- What you have to do: Extract every entry word for word. Skip the pictures.

- Records from a data collection:
--- begin ---
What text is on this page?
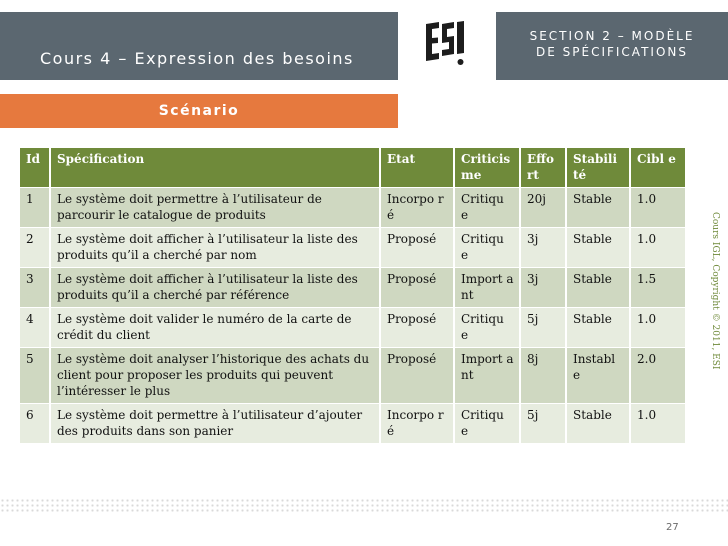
Cours 4 – Expression des besoins
SECTION 2 – MODÈLE
DE SPÉCIFICATIONS
Scénario
Id	Spécification	Etat	Criticis me	Effo rt	Stabili té	Cibl e
1	Le système doit permettre à l’utilisateur de parcourir le catalogue de produits	Incorpo ré	Critiqu e	20j	Stable	1.0
2	Le système doit afficher à l’utilisateur la liste des produits qu’il a cherché par nom	Proposé	Critiqu e	3j	Stable	1.0
3	Le système doit afficher à l’utilisateur la liste des produits qu’il a cherché par référence	Proposé	Import ant	3j	Stable	1.5
4	Le système doit valider le numéro de la carte de crédit du client	Proposé	Critiqu e	5j	Stable	1.0
5	Le système doit analyser l’historique des achats du client pour proposer les produits qui peuvent l’intéresser le plus	Proposé	Import ant	8j	Instabl e	2.0
6	Le système doit permettre à l’utilisateur d’ajouter des produits dans son panier	Incorpo ré	Critiqu e	5j	Stable	1.0
Cours IGL, Copyright © 2011, ESI
27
--- end ---
- Right answer:
What text is on this page?
Cours 4 – Expression des besoins
SECTION 2 – MODÈLE
DE SPÉCIFICATIONS
Scénario
Id	Spécification	Etat	Criticis me	Effo rt	Stabili té	Cibl e
1	Le système doit permettre à l’utilisateur de parcourir le catalogue de produits	Incorpo ré	Critiqu e	20j	Stable	1.0
2	Le système doit afficher à l’utilisateur la liste des produits qu’il a cherché par nom	Proposé	Critiqu e	3j	Stable	1.0
3	Le système doit afficher à l’utilisateur la liste des produits qu’il a cherché par référence	Proposé	Import ant	3j	Stable	1.5
4	Le système doit valider le numéro de la carte de crédit du client	Proposé	Critiqu e	5j	Stable	1.0
5	Le système doit analyser l’historique des achats du client pour proposer les produits qui peuvent l’intéresser le plus	Proposé	Import ant	8j	Instabl e	2.0
6	Le système doit permettre à l’utilisateur d’ajouter des produits dans son panier	Incorpo ré	Critiqu e	5j	Stable	1.0
Cours IGL, Copyright © 2011, ESI
27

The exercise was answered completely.